What is required: Write out each entry again. Keep every word exactly as it is.
-------- Available records
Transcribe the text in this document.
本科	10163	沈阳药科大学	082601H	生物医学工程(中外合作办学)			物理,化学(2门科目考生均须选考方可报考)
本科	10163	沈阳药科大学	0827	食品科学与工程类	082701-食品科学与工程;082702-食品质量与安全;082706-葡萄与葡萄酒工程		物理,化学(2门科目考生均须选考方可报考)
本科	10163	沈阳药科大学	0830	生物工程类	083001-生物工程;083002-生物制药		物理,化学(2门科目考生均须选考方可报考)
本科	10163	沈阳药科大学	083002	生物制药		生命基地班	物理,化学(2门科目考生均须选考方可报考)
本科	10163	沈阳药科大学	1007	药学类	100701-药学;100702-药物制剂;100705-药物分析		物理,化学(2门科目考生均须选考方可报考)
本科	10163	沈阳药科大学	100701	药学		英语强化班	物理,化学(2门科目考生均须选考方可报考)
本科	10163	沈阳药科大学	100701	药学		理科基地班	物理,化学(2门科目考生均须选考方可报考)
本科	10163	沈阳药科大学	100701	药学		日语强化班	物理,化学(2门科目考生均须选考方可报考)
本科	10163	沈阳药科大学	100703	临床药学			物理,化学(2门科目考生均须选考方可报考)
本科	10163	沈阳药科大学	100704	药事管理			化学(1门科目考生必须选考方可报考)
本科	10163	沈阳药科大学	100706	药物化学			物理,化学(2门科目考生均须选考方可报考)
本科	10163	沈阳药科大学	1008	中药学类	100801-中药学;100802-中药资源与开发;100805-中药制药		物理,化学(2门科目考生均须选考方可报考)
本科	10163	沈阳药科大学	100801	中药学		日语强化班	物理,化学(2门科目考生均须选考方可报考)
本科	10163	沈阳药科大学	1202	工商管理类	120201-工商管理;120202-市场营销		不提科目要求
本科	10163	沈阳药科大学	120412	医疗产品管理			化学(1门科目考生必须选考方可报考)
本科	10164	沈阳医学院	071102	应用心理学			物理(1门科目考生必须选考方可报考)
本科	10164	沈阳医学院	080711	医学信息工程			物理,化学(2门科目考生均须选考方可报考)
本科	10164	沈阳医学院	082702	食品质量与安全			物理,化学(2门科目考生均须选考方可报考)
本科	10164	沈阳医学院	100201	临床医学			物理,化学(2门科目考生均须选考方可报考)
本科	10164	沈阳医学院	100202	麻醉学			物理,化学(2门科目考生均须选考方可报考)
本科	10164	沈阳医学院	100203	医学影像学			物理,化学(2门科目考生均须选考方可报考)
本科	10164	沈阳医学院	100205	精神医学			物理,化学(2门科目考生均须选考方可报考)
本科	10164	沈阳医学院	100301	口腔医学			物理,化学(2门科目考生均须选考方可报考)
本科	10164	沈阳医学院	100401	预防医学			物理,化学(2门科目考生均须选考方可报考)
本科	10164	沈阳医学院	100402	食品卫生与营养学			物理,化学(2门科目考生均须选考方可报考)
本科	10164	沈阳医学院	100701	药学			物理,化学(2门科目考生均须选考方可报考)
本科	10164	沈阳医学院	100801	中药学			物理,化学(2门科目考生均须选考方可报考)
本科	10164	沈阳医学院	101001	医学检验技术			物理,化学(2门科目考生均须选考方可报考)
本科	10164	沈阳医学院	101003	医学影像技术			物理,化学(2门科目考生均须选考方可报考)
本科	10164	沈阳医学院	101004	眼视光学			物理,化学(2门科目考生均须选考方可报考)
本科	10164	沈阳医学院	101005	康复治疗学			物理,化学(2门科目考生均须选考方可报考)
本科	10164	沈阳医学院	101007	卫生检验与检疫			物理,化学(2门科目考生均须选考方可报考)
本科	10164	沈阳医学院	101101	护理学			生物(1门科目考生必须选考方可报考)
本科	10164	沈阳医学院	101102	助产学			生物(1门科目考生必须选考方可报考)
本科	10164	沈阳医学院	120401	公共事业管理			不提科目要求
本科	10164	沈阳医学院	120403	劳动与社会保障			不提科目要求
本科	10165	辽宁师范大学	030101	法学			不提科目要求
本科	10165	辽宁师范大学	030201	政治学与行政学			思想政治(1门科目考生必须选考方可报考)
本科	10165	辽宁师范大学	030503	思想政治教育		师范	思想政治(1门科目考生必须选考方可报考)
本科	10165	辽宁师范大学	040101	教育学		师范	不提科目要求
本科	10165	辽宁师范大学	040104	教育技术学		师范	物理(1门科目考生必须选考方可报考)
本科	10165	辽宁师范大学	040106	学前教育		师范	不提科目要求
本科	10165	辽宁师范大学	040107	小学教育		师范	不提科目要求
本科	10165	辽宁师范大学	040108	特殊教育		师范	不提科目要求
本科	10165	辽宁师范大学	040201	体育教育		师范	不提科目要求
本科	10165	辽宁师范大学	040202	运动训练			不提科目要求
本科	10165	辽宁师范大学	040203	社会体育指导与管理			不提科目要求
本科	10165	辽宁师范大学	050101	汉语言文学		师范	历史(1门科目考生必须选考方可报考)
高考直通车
----------------
Written answer:
Transcribe the text in this document.
本科	10163	沈阳药科大学	082601H	生物医学工程(中外合作办学)			物理,化学(2门科目考生均须选考方可报考)
本科	10163	沈阳药科大学	0827	食品科学与工程类	082701-食品科学与工程;082702-食品质量与安全;082706-葡萄与葡萄酒工程		物理,化学(2门科目考生均须选考方可报考)
本科	10163	沈阳药科大学	0830	生物工程类	083001-生物工程;083002-生物制药		物理,化学(2门科目考生均须选考方可报考)
本科	10163	沈阳药科大学	083002	生物制药		生命基地班	物理,化学(2门科目考生均须选考方可报考)
本科	10163	沈阳药科大学	1007	药学类	100701-药学;100702-药物制剂;100705-药物分析		物理,化学(2门科目考生均须选考方可报考)
本科	10163	沈阳药科大学	100701	药学		英语强化班	物理,化学(2门科目考生均须选考方可报考)
本科	10163	沈阳药科大学	100701	药学		理科基地班	物理,化学(2门科目考生均须选考方可报考)
本科	10163	沈阳药科大学	100701	药学		日语强化班	物理,化学(2门科目考生均须选考方可报考)
本科	10163	沈阳药科大学	100703	临床药学			物理,化学(2门科目考生均须选考方可报考)
本科	10163	沈阳药科大学	100704	药事管理			化学(1门科目考生必须选考方可报考)
本科	10163	沈阳药科大学	100706	药物化学			物理,化学(2门科目考生均须选考方可报考)
本科	10163	沈阳药科大学	1008	中药学类	100801-中药学;100802-中药资源与开发;100805-中药制药		物理,化学(2门科目考生均须选考方可报考)
本科	10163	沈阳药科大学	100801	中药学		日语强化班	物理,化学(2门科目考生均须选考方可报考)
本科	10163	沈阳药科大学	1202	工商管理类	120201-工商管理;120202-市场营销		不提科目要求
本科	10163	沈阳药科大学	120412	医疗产品管理			化学(1门科目考生必须选考方可报考)
本科	10164	沈阳医学院	071102	应用心理学			物理(1门科目考生必须选考方可报考)
本科	10164	沈阳医学院	080711	医学信息工程			物理,化学(2门科目考生均须选考方可报考)
本科	10164	沈阳医学院	082702	食品质量与安全			物理,化学(2门科目考生均须选考方可报考)
本科	10164	沈阳医学院	100201	临床医学			物理,化学(2门科目考生均须选考方可报考)
本科	10164	沈阳医学院	100202	麻醉学			物理,化学(2门科目考生均须选考方可报考)
本科	10164	沈阳医学院	100203	医学影像学			物理,化学(2门科目考生均须选考方可报考)
本科	10164	沈阳医学院	100205	精神医学			物理,化学(2门科目考生均须选考方可报考)
本科	10164	沈阳医学院	100301	口腔医学			物理,化学(2门科目考生均须选考方可报考)
本科	10164	沈阳医学院	100401	预防医学			物理,化学(2门科目考生均须选考方可报考)
本科	10164	沈阳医学院	100402	食品卫生与营养学			物理,化学(2门科目考生均须选考方可报考)
本科	10164	沈阳医学院	100701	药学			物理,化学(2门科目考生均须选考方可报考)
本科	10164	沈阳医学院	100801	中药学			物理,化学(2门科目考生均须选考方可报考)
本科	10164	沈阳医学院	101001	医学检验技术			物理,化学(2门科目考生均须选考方可报考)
本科	10164	沈阳医学院	101003	医学影像技术			物理,化学(2门科目考生均须选考方可报考)
本科	10164	沈阳医学院	101004	眼视光学			物理,化学(2门科目考生均须选考方可报考)
本科	10164	沈阳医学院	101005	康复治疗学			物理,化学(2门科目考生均须选考方可报考)
本科	10164	沈阳医学院	101007	卫生检验与检疫			物理,化学(2门科目考生均须选考方可报考)
本科	10164	沈阳医学院	101101	护理学			生物(1门科目考生必须选考方可报考)
本科	10164	沈阳医学院	101102	助产学			生物(1门科目考生必须选考方可报考)
本科	10164	沈阳医学院	120401	公共事业管理			不提科目要求
本科	10164	沈阳医学院	120403	劳动与社会保障			不提科目要求
本科	10165	辽宁师范大学	030101	法学			不提科目要求
本科	10165	辽宁师范大学	030201	政治学与行政学			思想政治(1门科目考生必须选考方可报考)
本科	10165	辽宁师范大学	030503	思想政治教育		师范	思想政治(1门科目考生必须选考方可报考)
本科	10165	辽宁师范大学	040101	教育学		师范	不提科目要求
本科	10165	辽宁师范大学	040104	教育技术学		师范	物理(1门科目考生必须选考方可报考)
本科	10165	辽宁师范大学	040106	学前教育		师范	不提科目要求
本科	10165	辽宁师范大学	040107	小学教育		师范	不提科目要求
本科	10165	辽宁师范大学	040108	特殊教育		师范	不提科目要求
本科	10165	辽宁师范大学	040201	体育教育		师范	不提科目要求
本科	10165	辽宁师范大学	040202	运动训练			不提科目要求
本科	10165	辽宁师范大学	040203	社会体育指导与管理			不提科目要求
本科	10165	辽宁师范大学	050101	汉语言文学		师范	历史(1门科目考生必须选考方可报考)
高考直通车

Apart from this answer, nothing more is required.